==== EXCERPTED PASSAGE
Fix tuple and complex variable handling

Summary

CmdStan 2.38+ introduced tuple and complex types, which use new naming
conventions in CSV output that CmdStanR did not understand. This PR adds
full support for these types across metadata parsing, model methods, and
init value handling.

Fix repair_variable_names() and variable_dims() to handle complex
suffixes (.real/.imag) and tuple separators (:) in CSV column names
Fix variable_skeleton() and unconstrain_draws() for models with
tuple and complex parameters
Add tuple init support: mod$sample(init = fit) now correctly passes
tuple parameter values as nested JSON objects
Add write_stan_json() support for tuple values as named lists

Problem

CmdStan CSV headers now use three different separators:

Separator	Meaning	Example
`.` between digits	array/matrix index	`beta.1.2` → `beta[1,2]`
`:`	tuple element	`b_tuple:1:1.2` → `b_tuple:1:1[2]`
`.real` / `.imag`	complex part	`z.real` → `z[real]`

These can combine: arr_pair.1:1 (array + tuple), z3D.1.1.1.real
(array + complex), nested:2:2.real (tuple + complex).
========
==== EXTRACTED INFORMATION
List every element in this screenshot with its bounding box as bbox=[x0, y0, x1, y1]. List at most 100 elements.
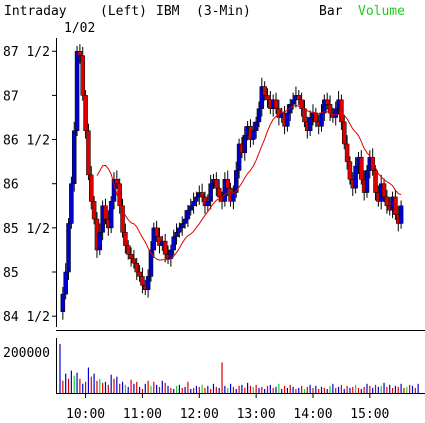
scale-side-label: (Left) bbox=[100, 4, 147, 19]
volume-tick-labels: 200000 bbox=[3, 346, 50, 361]
price-bar-body bbox=[299, 99, 304, 109]
price-tick-label: 86 bbox=[3, 178, 19, 193]
price-bar-body bbox=[384, 196, 390, 207]
price-bar-body bbox=[347, 161, 353, 180]
time-tick-label: 11:00 bbox=[123, 407, 162, 422]
price-bar-body bbox=[373, 170, 378, 193]
price-bar-body bbox=[370, 156, 375, 171]
price-bar-body bbox=[83, 95, 88, 131]
price-bar-body bbox=[256, 108, 262, 123]
price-bar-body bbox=[344, 143, 350, 162]
price-bar-body bbox=[208, 183, 213, 202]
price-bar-body bbox=[137, 271, 142, 277]
price-bar-body bbox=[233, 170, 239, 193]
price-bar-body bbox=[131, 258, 137, 264]
price-bar-body bbox=[342, 121, 347, 145]
price-bar-body bbox=[225, 179, 230, 189]
price-bar-body bbox=[199, 192, 205, 198]
price-bar-body bbox=[290, 99, 296, 105]
price-bar-body bbox=[182, 218, 188, 224]
volume-tick-label: 200000 bbox=[3, 346, 50, 361]
price-bar-body bbox=[205, 201, 211, 207]
price-bar-body bbox=[191, 201, 196, 207]
price-bar-body bbox=[313, 112, 319, 123]
price-bar-body bbox=[162, 240, 168, 255]
price-bar-body bbox=[179, 223, 185, 229]
time-tick-labels: 10:00 11:00 12:00 13:00 14:00 15:00 bbox=[66, 393, 389, 422]
price-bar-body bbox=[66, 223, 71, 273]
price-bar-body bbox=[359, 156, 364, 180]
price-bar-body bbox=[77, 50, 83, 56]
price-bar-body bbox=[114, 179, 120, 184]
price-bar-body bbox=[398, 205, 404, 224]
price-bars bbox=[60, 44, 404, 320]
price-bar-body bbox=[216, 187, 222, 198]
price-bar-body bbox=[242, 134, 248, 154]
price-bar-body bbox=[108, 201, 114, 229]
chart-style-label: Bar bbox=[319, 4, 343, 19]
price-bar-body bbox=[89, 174, 94, 202]
price-bar-body bbox=[324, 99, 330, 105]
symbol-label: IBM bbox=[156, 4, 180, 19]
price-bar-body bbox=[69, 183, 74, 224]
price-bar-body bbox=[145, 276, 151, 290]
price-tick-labels: 87 1/2 87 86 1/2 86 85 1/2 85 84 1/2 bbox=[3, 45, 56, 325]
price-bar-body bbox=[214, 179, 219, 189]
price-bar-body bbox=[381, 183, 387, 198]
price-bar-body bbox=[188, 205, 194, 211]
period-label: (3-Min) bbox=[196, 4, 251, 19]
price-bar-body bbox=[253, 121, 259, 131]
price-bar-body bbox=[322, 99, 327, 114]
price-bar-body bbox=[125, 245, 131, 255]
price-bar-body bbox=[222, 179, 228, 202]
price-bar-body bbox=[177, 227, 182, 233]
price-bar-body bbox=[307, 117, 313, 131]
interval-label: Intraday bbox=[4, 4, 67, 19]
price-bar-body bbox=[333, 108, 338, 118]
time-tick-label: 12:00 bbox=[180, 407, 219, 422]
price-bar-body bbox=[236, 143, 242, 171]
price-bar-body bbox=[60, 293, 66, 313]
price-bar-body bbox=[97, 232, 103, 251]
price-bar-body bbox=[319, 112, 324, 127]
price-bar-body bbox=[134, 262, 139, 273]
price-tick-label: 87 bbox=[3, 89, 19, 104]
price-bar-body bbox=[151, 227, 157, 251]
price-tick-label: 84 1/2 bbox=[3, 310, 50, 325]
price-bar-body bbox=[339, 99, 344, 123]
time-tick-label: 13:00 bbox=[237, 407, 276, 422]
price-bar-body bbox=[148, 249, 154, 277]
price-bar-body bbox=[86, 130, 91, 176]
price-bar-body bbox=[140, 276, 145, 286]
price-bar-body bbox=[296, 95, 302, 101]
price-bar-body bbox=[120, 205, 125, 233]
price-bar-body bbox=[128, 254, 134, 260]
price-bar-body bbox=[364, 170, 370, 193]
price-tick-label: 86 1/2 bbox=[3, 134, 50, 149]
price-bar-body bbox=[74, 50, 80, 131]
volume-bars bbox=[59, 344, 419, 393]
moving-average-line bbox=[96, 104, 402, 261]
time-tick-label: 15:00 bbox=[350, 407, 389, 422]
price-bar-body bbox=[265, 95, 270, 101]
price-bar-body bbox=[80, 55, 85, 96]
price-tick-label: 85 1/2 bbox=[3, 222, 50, 237]
price-tick-label: 87 1/2 bbox=[3, 45, 50, 60]
price-bar-body bbox=[273, 99, 279, 109]
price-bar-body bbox=[251, 130, 256, 140]
price-bar-body bbox=[71, 130, 77, 184]
price-panel: 87 1/2 87 86 1/2 86 85 1/2 85 84 1/2 bbox=[3, 38, 404, 327]
price-bar-body bbox=[262, 86, 267, 96]
price-bar-body bbox=[231, 192, 236, 202]
time-tick-label: 10:00 bbox=[66, 407, 105, 422]
price-bar-body bbox=[91, 201, 97, 220]
price-tick-label: 85 bbox=[3, 266, 19, 281]
price-bar-body bbox=[123, 232, 128, 246]
price-bar-body bbox=[302, 108, 307, 123]
date-label: 1/02 bbox=[64, 21, 95, 36]
price-bar-body bbox=[287, 103, 293, 114]
volume-panel: 200000 bbox=[3, 338, 425, 394]
price-bar-body bbox=[171, 236, 176, 251]
price-bar-body bbox=[103, 205, 108, 220]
========
◆ LIST OF TASKS
- 1) Using the pull request description above, rewrite the paragraph that begins "CmdStan 2.38+ introduced" as a short bulleted list that keeps its main facts.
- 2) Decide whether each statement agrees with the pull request description above. Answer yes or no for each, quoting the words from the pull request description that settle it.
(a) Tuple separators in CSV column names are colons.
(b) The PR lets write_stan_json() accept tuple values as nested JSON objects.
(c) Tuple and complex types first appeared in CmdStan 2.36.
- 3) From the pull request description above, copy the passage that starts at the words "Fix tuple and" and ends after the words "init value handling.".

◆ SOLUTIONS
- 1)
- CmdStan 2.38+ added tuple and complex types.
- These types use new naming conventions in CSV output that CmdStanR did not understand.
- This PR adds full support for them in metadata parsing, model methods, and init value handling.

- 2)
(a) Yes: "tuple separators (:) in CSV column names"
(b) No: "Add write_stan_json() support for tuple values as named lists"
(c) No: "CmdStan 2.38+ introduced tuple and complex types"

- 3)
Fix tuple and complex variable handling

Summary

CmdStan 2.38+ introduced tuple and complex types, which use new naming
conventions in CSV output that CmdStanR did not understand. This PR adds
full support for these types across metadata parsing, model methods, and
init value handling.